16 Şubat’ta, Türkiye’de sert bir viraj daha dönüldü. Tutuklu ve Hükümlü Aileleri Dayanışma Derneği’nin (TAYAD) Ankara eylemindeki 3 kişiye, 8 polis saldırdı. Üniversiteli Merve Demirel’e yönelik polis istismarını, 836 gündür aynı yerde “İşimizi geri verin” eylemi yapanlardan Nazan Bozkurt kaydetti. Emniyet, yüz kızartan istismarı sahiplenip, “Babası FETÖ’cüymüş” ifadelerini kullanırken, AKP’li Özlem Zengin de; “Telaşın verdiği […]

16 Şubat’ta, Türkiye’de sert bir viraj daha dönüldü. Tutuklu ve Hükümlü Aileleri Dayanışma Derneği’nin (TAYAD) Ankara eylemindeki 3 kişiye, 8 polis saldırdı. Üniversiteli Merve Demirel’e yönelik polis istismarını, 836 gündür aynı yerde “İşimizi geri verin” eylemi yapanlardan Nazan Bozkurt kaydetti.

Emniyet, yüz kızartan istismarı sahiplenip, “Babası FETÖ’cüymüş” ifadelerini kullanırken, AKP’li Özlem Zengin de; “Telaşın verdiği yanlış” diyerek normalleştirdi. İçişleri Bakanı Süleyman Soylu ise yine rol çaldırmadı: “Yasadışı direnirseniz, karga tulumba gözaltına alınırsınız.”

Daha ileri de gitti ve adeta “Tacizci bizdendir” dedi: “Evladımıza tacizci diyen alçaklar gereğini görecek.” Asgari demokrasilerde, soruşturması bakanlığı dahi kapsaması beklenen olayda, Demirel’le röportaj yapan Artı Gerçek’ten Derya Okatan gözaltına alınıp serbest bırakıldı.  

Aslında iktidarın topluma söylemek istediklerinin özeti olan ve kötülükte çığır açan “vukuat” korkunç zihniyetin de ifşası oldu. Münferit değil! Polisten emniyete, vekilden bakana sistematik bir halka bu. Fotoğrafın “nasıl hazırlandığına” ve neleri meşrulaştırıp, kurumsallaştırdığına bakalım:

  • AKP, 21 Şubat 2014’te Meclis’ten geçirdiği “Makul Şüpheli Yasası” ile toplumu nasıl biçeceğinin sinyalini vermişti. Sistematik bir kurgunun olduğu onaylandı.
  • “Kokteyl Terör” tanımı ve PDY/FETÖ, DHKP-C, PKK torbasının zemini olan yasa, bugünkü “Zillet İttifakı” ifadelerine uzandı. Makul Şüpheliden, “Uygun kişiye tecavüze” de geldik.

> Çalışma Yönergesi
1. Polis istismarı yazısında adı geçen kişilerin tamamını sıralayın.
2. Polis istismarı yazısına göre yaşanan olay neden münferit sayılmıyor? Bir ile üç cümle arasında açıklayın.
3. Polis istismarı yazısını kaldığı yerden ele alıp sürdürün.
Bu çalışmada kayıtlara ihtiyaç yoktur.

> Verilen Kayıtlar
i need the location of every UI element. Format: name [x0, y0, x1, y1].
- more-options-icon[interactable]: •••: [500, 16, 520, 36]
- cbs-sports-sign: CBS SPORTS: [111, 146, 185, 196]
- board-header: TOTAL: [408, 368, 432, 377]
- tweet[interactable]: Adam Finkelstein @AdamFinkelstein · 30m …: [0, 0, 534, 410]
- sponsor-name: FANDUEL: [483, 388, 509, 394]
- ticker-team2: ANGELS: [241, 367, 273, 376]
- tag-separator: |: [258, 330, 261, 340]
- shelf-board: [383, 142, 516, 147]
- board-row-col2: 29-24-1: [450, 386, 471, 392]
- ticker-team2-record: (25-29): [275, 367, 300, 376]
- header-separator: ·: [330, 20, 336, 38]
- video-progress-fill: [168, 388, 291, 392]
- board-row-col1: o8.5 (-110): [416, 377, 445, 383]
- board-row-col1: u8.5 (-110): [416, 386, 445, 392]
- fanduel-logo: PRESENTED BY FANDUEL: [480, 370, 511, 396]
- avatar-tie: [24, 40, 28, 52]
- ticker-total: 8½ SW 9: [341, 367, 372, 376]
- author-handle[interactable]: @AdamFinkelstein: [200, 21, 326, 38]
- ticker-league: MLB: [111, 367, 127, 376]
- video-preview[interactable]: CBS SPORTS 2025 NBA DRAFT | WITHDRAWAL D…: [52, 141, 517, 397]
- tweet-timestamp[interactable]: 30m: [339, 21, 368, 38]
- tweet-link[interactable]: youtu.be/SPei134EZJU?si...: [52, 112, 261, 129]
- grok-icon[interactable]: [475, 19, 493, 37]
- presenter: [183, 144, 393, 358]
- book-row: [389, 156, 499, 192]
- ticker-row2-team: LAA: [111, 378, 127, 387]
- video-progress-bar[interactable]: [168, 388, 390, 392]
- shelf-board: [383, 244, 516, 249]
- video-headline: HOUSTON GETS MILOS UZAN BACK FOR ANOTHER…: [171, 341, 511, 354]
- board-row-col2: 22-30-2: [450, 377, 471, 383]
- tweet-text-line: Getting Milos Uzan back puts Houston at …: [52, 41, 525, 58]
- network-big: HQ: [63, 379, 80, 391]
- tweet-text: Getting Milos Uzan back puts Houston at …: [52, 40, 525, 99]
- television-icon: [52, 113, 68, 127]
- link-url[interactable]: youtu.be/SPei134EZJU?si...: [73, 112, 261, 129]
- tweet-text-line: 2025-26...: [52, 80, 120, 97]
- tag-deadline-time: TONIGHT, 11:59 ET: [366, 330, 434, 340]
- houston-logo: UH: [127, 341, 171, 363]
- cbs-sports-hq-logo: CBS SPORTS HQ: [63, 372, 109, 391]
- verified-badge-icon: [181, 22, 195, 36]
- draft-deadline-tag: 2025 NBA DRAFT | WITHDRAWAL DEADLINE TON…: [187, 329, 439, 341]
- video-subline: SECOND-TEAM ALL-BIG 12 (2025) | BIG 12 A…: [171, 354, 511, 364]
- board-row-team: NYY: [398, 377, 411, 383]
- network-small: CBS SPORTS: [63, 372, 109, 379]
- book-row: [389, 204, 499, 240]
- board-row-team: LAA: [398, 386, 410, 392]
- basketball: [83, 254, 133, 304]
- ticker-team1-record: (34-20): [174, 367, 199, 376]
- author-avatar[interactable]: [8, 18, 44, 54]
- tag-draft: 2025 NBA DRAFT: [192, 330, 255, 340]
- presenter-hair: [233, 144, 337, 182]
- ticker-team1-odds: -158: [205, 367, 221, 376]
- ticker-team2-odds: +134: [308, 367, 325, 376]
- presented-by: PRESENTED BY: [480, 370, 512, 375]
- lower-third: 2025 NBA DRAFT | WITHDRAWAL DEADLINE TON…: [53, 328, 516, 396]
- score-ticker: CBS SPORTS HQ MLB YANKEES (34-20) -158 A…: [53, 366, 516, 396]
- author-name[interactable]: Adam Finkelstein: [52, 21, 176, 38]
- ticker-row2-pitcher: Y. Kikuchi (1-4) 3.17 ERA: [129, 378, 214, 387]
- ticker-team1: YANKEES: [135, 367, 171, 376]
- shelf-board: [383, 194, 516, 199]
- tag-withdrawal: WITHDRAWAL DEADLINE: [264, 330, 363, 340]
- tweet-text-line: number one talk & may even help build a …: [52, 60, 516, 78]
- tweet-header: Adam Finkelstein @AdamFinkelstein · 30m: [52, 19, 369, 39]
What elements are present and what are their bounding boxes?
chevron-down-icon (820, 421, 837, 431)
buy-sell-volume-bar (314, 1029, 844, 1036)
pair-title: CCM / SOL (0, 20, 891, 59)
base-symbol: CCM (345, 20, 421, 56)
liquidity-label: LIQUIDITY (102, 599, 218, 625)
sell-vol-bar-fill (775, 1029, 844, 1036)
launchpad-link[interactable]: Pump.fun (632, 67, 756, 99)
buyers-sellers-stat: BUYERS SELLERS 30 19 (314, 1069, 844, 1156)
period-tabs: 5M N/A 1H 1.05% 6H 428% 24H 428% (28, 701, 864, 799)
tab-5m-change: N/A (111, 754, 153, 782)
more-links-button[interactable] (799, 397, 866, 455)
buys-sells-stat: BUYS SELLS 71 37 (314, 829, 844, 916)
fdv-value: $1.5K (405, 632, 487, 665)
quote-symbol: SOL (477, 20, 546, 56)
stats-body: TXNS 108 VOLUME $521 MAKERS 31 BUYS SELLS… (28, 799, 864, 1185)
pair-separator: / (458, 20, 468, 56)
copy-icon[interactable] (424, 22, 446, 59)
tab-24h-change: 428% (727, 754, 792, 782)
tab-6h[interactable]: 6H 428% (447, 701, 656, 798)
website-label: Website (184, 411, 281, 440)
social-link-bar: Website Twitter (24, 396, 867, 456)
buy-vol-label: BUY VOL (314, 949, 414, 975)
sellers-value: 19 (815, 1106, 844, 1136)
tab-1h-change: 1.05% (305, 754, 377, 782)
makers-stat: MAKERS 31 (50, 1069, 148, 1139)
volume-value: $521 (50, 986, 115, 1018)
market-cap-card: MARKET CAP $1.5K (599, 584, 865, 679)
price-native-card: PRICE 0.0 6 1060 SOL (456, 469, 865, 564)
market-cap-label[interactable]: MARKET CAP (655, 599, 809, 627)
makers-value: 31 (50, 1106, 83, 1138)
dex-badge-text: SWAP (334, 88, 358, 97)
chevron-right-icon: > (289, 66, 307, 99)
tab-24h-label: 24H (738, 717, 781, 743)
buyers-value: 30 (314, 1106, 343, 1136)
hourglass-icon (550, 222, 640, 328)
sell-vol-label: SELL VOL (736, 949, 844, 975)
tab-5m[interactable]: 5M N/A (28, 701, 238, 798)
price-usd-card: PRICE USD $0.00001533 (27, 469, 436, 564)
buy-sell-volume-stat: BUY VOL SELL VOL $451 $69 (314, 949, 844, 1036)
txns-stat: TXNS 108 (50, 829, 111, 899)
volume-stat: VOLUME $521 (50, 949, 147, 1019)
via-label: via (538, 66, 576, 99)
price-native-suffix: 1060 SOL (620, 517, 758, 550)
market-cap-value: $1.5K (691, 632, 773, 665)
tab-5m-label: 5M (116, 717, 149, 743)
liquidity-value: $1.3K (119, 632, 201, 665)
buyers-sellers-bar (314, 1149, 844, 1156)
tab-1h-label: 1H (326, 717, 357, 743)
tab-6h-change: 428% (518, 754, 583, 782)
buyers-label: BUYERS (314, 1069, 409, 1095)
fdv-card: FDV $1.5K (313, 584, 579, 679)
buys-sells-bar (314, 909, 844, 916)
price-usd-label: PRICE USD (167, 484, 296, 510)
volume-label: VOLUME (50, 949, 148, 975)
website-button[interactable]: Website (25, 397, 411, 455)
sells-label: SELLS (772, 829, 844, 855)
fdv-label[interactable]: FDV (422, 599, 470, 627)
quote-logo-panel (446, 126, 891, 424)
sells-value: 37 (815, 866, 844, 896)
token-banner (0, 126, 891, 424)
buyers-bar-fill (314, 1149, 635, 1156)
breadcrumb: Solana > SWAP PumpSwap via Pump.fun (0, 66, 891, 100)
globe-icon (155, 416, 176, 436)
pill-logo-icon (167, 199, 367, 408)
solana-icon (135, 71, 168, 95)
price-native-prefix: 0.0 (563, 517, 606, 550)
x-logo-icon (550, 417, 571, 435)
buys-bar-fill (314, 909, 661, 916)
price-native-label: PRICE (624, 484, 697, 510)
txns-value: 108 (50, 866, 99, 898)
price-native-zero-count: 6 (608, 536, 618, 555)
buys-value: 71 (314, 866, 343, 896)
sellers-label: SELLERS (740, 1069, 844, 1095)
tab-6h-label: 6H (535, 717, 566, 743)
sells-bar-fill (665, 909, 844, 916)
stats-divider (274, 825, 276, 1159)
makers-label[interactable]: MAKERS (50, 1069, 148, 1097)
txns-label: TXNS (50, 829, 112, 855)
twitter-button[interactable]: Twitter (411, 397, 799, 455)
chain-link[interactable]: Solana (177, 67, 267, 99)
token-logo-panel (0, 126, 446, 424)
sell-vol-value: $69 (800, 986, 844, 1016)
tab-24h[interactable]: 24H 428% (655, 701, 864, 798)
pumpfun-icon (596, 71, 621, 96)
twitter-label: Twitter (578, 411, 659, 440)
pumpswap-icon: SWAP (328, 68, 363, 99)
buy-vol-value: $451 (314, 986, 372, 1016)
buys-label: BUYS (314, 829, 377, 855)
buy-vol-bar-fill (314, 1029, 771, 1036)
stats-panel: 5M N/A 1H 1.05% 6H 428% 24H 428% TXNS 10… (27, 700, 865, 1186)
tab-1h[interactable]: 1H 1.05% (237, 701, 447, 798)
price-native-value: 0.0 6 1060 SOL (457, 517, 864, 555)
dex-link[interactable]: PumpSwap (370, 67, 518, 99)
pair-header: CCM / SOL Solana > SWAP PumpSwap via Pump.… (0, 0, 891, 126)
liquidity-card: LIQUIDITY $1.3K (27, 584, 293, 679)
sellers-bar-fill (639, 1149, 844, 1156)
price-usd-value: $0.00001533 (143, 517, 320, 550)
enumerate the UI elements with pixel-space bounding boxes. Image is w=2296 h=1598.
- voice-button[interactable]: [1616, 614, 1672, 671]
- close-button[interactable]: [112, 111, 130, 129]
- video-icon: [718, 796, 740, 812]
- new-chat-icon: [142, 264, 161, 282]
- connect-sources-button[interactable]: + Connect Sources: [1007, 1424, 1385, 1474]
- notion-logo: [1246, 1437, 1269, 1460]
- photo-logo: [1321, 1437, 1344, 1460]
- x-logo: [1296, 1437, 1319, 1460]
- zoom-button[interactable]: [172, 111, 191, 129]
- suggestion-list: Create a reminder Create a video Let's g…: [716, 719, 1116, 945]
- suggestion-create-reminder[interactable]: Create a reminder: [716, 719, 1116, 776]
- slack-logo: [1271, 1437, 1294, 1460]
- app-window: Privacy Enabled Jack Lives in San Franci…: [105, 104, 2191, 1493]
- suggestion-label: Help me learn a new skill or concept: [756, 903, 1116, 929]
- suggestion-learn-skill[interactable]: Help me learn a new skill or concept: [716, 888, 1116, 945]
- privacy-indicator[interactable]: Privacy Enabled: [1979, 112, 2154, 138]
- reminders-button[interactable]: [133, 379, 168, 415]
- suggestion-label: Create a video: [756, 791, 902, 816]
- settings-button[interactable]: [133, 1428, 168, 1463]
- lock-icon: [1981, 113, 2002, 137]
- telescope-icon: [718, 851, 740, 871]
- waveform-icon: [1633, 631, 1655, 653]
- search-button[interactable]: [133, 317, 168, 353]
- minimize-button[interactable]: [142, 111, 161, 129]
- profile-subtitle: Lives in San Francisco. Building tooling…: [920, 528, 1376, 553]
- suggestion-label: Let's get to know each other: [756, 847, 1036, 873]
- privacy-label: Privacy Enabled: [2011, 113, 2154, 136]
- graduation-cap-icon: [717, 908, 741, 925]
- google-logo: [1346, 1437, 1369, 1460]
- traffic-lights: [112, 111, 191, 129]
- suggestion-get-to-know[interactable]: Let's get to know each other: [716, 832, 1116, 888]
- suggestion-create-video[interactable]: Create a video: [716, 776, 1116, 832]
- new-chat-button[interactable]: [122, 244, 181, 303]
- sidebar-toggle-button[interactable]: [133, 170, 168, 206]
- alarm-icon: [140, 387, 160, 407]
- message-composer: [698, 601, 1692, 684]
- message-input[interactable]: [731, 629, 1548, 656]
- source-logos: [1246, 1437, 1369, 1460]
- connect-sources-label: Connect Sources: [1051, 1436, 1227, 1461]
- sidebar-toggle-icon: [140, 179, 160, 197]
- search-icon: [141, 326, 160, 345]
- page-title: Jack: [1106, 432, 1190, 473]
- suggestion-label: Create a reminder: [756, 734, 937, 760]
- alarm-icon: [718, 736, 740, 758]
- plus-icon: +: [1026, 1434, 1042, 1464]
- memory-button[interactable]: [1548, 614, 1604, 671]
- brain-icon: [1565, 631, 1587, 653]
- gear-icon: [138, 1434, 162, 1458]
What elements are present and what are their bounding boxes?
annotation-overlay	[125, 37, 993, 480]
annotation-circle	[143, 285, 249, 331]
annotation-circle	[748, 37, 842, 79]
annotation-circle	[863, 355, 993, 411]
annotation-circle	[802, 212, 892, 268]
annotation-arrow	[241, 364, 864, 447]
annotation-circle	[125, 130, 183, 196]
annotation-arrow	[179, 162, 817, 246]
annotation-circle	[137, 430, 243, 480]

> Alıştırma Yanıtları
1. Merve Demirel, Nazan Bozkurt, Özlem Zengin, Süleyman Soylu, Derya Okatan

2. Yazara göre olay münferit değildir, çünkü polisten emniyete, vekilden bakana uzanan sistematik bir halkanın parçasıdır.

3.
  • Düşman hukukunun uygulandığı, düşman görülene ise “Her şey mübahtır” tavrıyla yaklaşıldığı kabul edildi. İvmenin artması mümkün çünkü AKP’nin toplumla uzlaşma ihtimali kalmadı.
  • “Babası FETÖ’cüydü” ifadeleri çağdaş ceza hukukunun en önemli teminatlarından “suç ve cezanın şahsiliği” ilkesini ortadan kaldırdı.
  • “Bizden” ve “Bizden olmayan” ayrımı tanımlandı. Dahası AKP, “Bizden olmayan türbanlı bacı bile olsa yaşam şansı yok, hatta taciz bile uygun!” dedi.
  • Gözdağında çıta atlandı. Hafızaya; siyasal iktidar paydaşı gördüğü mütedeyyine dahi bunu yapıyorsa bize neler yapmaz” düşüncesi kazındı.
  • İstismarının ertesi günü, aynı ekipten bir başka polis, bu kez Yüksel eylemcisi Nazan Bozkurt’un göğüs bölgesine cinsel saldırıda bulundu. “Bize Engel yok” mesajı verildi.
  • İstismarın normal olduğu, kurumsallaştığı itiraf edildi. İşkence kabul edildi. “Sokakta bunu yapan, kapalı kapılar ardında neler yapmaz” şüphesi oluştu.
  • Emniyet teşkilatı, AKP’li kadın vekil ve İçişleri Bakanınca, yani iktidarın bizzat kendisi tarafından polise, kolluk görevlisine, taciz, tecavüz, işkence ruhsatı verildi.

Maddelere, son haftada yaşananları eklersek daha can yakıcı bir ana fikre de ulaşırız.

İstinaf Mahkemesi onayı, Cumhuriyet çalışanlarına yeniden cezaevi yolunu açtı. Gezi İddianamesi tamamlandı. “Kalkışma” diye tanımlanan ve 16 kişi için müebbet istenen dosyada Erdoğan müşteki oldu.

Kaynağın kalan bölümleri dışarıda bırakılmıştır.